• [THE PROBLEM]: How many lines in these records hold the string "timestamp"? State only that number.

• [RECORDS FOR THE TASK]:

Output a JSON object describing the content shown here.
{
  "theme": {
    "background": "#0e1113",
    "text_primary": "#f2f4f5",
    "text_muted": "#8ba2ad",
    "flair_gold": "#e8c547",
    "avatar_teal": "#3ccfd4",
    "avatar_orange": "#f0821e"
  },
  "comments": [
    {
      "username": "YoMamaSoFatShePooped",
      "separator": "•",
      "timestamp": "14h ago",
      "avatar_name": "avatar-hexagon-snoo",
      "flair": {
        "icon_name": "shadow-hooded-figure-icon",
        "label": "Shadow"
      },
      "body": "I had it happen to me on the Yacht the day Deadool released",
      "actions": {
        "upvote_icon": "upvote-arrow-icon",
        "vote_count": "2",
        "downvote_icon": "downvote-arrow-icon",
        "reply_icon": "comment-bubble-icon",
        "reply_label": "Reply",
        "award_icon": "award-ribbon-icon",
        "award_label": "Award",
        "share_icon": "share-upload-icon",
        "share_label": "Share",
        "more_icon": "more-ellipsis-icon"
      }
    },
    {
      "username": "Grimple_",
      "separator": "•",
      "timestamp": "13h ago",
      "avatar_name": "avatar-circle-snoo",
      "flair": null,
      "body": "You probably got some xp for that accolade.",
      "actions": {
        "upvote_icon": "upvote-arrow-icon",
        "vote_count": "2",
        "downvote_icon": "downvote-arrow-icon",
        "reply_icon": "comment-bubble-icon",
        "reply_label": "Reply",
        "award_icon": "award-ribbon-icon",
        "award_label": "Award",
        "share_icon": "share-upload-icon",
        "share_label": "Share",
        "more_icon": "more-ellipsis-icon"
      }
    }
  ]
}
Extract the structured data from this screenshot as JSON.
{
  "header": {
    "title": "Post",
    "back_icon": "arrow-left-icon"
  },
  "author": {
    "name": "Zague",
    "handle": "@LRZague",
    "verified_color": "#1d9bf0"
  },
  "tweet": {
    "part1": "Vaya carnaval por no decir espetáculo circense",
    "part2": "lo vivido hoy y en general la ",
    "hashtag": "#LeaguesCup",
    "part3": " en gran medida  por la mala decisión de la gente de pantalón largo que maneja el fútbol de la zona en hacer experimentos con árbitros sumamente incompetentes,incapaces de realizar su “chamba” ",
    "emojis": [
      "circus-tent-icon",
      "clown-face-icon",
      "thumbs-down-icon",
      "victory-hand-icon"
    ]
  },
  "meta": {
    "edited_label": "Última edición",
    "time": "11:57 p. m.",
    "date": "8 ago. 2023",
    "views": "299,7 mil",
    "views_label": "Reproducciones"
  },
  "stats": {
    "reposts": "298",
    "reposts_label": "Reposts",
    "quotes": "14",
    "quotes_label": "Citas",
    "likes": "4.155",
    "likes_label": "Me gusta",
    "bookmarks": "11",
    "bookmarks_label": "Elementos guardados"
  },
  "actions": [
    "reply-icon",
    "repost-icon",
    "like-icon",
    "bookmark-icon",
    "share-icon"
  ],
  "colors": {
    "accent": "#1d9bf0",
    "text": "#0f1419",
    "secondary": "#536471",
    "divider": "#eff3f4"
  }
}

• [RESULT OF THE EXERCISE]: 2